**Aim:** Retype the data that follows line by line, exactly, and leave its pictures out.

[Records]
---

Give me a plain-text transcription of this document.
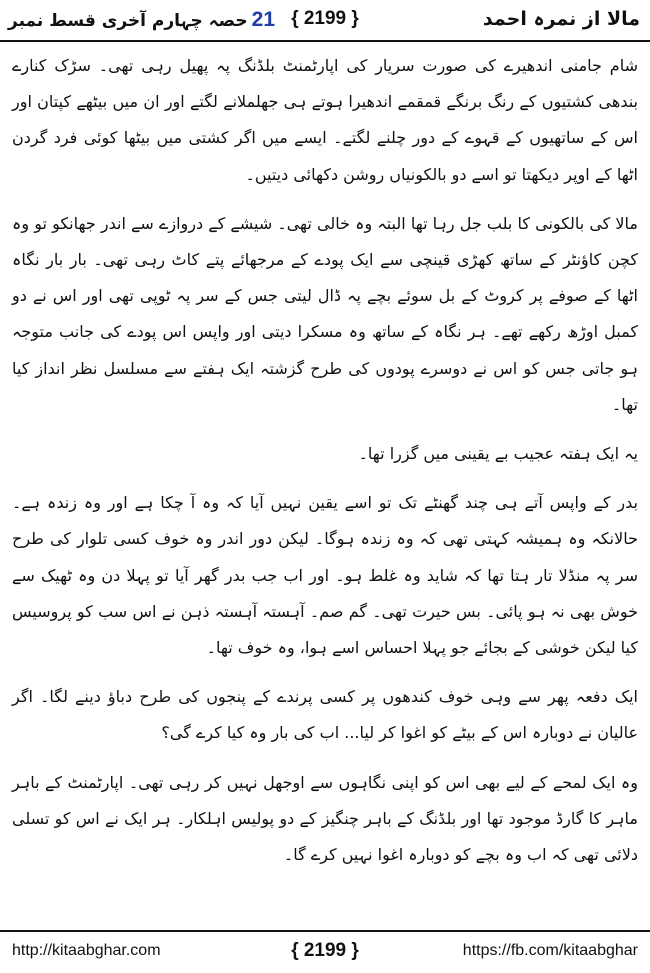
مالا از نمرہ احمد
{ 2199 }
حصہ چہارم آخری قسط نمبر 21

شام جامنی اندھیرے کی صورت سریار کی اپارٹمنٹ بلڈنگ پہ پھیل رہی تھی۔ سڑک کنارے بندھی کشتیوں کے رنگ برنگے قمقمے اندھیرا ہوتے ہی جھلملانے لگتے اور ان میں بیٹھے کپتان اور اس کے ساتھیوں کے قہوے کے دور چلنے لگتے۔ ایسے میں اگر کشتی میں بیٹھا کوئی فرد گردن اٹھا کے اوپر دیکھتا تو اسے دو بالکونیاں روشن دکھائی دیتیں۔

مالا کی بالکونی کا بلب جل رہا تھا البتہ وہ خالی تھی۔ شیشے کے دروازے سے اندر جھانکو تو وہ کچن کاؤنٹر کے ساتھ کھڑی قینچی سے ایک پودے کے مرجھائے پتے کاٹ رہی تھی۔ بار بار نگاہ اٹھا کے صوفے پر کروٹ کے بل سوئے بچے پہ ڈال لیتی جس کے سر پہ ٹوپی تھی اور اس نے دو کمبل اوڑھ رکھے تھے۔ ہر نگاہ کے ساتھ وہ مسکرا دیتی اور واپس اس پودے کی جانب متوجہ ہو جاتی جس کو اس نے دوسرے پودوں کی طرح گزشتہ ایک ہفتے سے مسلسل نظر انداز کیا تھا۔

یہ ایک ہفتہ عجیب بے یقینی میں گزرا تھا۔

بدر کے واپس آتے ہی چند گھنٹے تک تو اسے یقین نہیں آیا کہ وہ آ چکا ہے اور وہ زندہ ہے۔ حالانکہ وہ ہمیشہ کہتی تھی کہ وہ زندہ ہوگا۔ لیکن دور اندر وہ خوف کسی تلوار کی طرح سر پہ منڈلا تار ہتا تھا کہ شاید وہ غلط ہو۔ اور اب جب بدر گھر آیا تو پہلا دن وہ ٹھیک سے خوش بھی نہ ہو پائی۔ بس حیرت تھی۔ گم صم۔ آہستہ آہستہ ذہن نے اس سب کو پروسیس کیا لیکن خوشی کے بجائے جو پہلا احساس اسے ہوا، وہ خوف تھا۔

ایک دفعہ پھر سے وہی خوف کندھوں پر کسی پرندے کے پنجوں کی طرح دباؤ دینے لگا۔ اگر عالیان نے دوبارہ اس کے بیٹے کو اغوا کر لیا... اب کی بار وہ کیا کرے گی؟

وہ ایک لمحے کے لیے بھی اس کو اپنی نگاہوں سے اوجھل نہیں کر رہی تھی۔ اپارٹمنٹ کے باہر ماہر کا گارڈ موجود تھا اور بلڈنگ کے باہر چنگیز کے دو پولیس اہلکار۔ ہر ایک نے اس کو تسلی دلائی تھی کہ اب وہ بچے کو دوبارہ اغوا نہیں کرے گا۔

http://kitaabghar.com	{ 2199 }	https://fb.com/kitaabghar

---

**Exercise solution:**
Give me a plain-text transcription of this document.
مالا از نمرہ احمد
{ 2199 }
حصہ چہارم آخری قسط نمبر 21

شام جامنی اندھیرے کی صورت سریار کی اپارٹمنٹ بلڈنگ پہ پھیل رہی تھی۔ سڑک کنارے بندھی کشتیوں کے رنگ برنگے قمقمے اندھیرا ہوتے ہی جھلملانے لگتے اور ان میں بیٹھے کپتان اور اس کے ساتھیوں کے قہوے کے دور چلنے لگتے۔ ایسے میں اگر کشتی میں بیٹھا کوئی فرد گردن اٹھا کے اوپر دیکھتا تو اسے دو بالکونیاں روشن دکھائی دیتیں۔

مالا کی بالکونی کا بلب جل رہا تھا البتہ وہ خالی تھی۔ شیشے کے دروازے سے اندر جھانکو تو وہ کچن کاؤنٹر کے ساتھ کھڑی قینچی سے ایک پودے کے مرجھائے پتے کاٹ رہی تھی۔ بار بار نگاہ اٹھا کے صوفے پر کروٹ کے بل سوئے بچے پہ ڈال لیتی جس کے سر پہ ٹوپی تھی اور اس نے دو کمبل اوڑھ رکھے تھے۔ ہر نگاہ کے ساتھ وہ مسکرا دیتی اور واپس اس پودے کی جانب متوجہ ہو جاتی جس کو اس نے دوسرے پودوں کی طرح گزشتہ ایک ہفتے سے مسلسل نظر انداز کیا تھا۔

یہ ایک ہفتہ عجیب بے یقینی میں گزرا تھا۔

بدر کے واپس آتے ہی چند گھنٹے تک تو اسے یقین نہیں آیا کہ وہ آ چکا ہے اور وہ زندہ ہے۔ حالانکہ وہ ہمیشہ کہتی تھی کہ وہ زندہ ہوگا۔ لیکن دور اندر وہ خوف کسی تلوار کی طرح سر پہ منڈلا تار ہتا تھا کہ شاید وہ غلط ہو۔ اور اب جب بدر گھر آیا تو پہلا دن وہ ٹھیک سے خوش بھی نہ ہو پائی۔ بس حیرت تھی۔ گم صم۔ آہستہ آہستہ ذہن نے اس سب کو پروسیس کیا لیکن خوشی کے بجائے جو پہلا احساس اسے ہوا، وہ خوف تھا۔

ایک دفعہ پھر سے وہی خوف کندھوں پر کسی پرندے کے پنجوں کی طرح دباؤ دینے لگا۔ اگر عالیان نے دوبارہ اس کے بیٹے کو اغوا کر لیا... اب کی بار وہ کیا کرے گی؟

وہ ایک لمحے کے لیے بھی اس کو اپنی نگاہوں سے اوجھل نہیں کر رہی تھی۔ اپارٹمنٹ کے باہر ماہر کا گارڈ موجود تھا اور بلڈنگ کے باہر چنگیز کے دو پولیس اہلکار۔ ہر ایک نے اس کو تسلی دلائی تھی کہ اب وہ بچے کو دوبارہ اغوا نہیں کرے گا۔

http://kitaabghar.com	{ 2199 }	https://fb.com/kitaabghar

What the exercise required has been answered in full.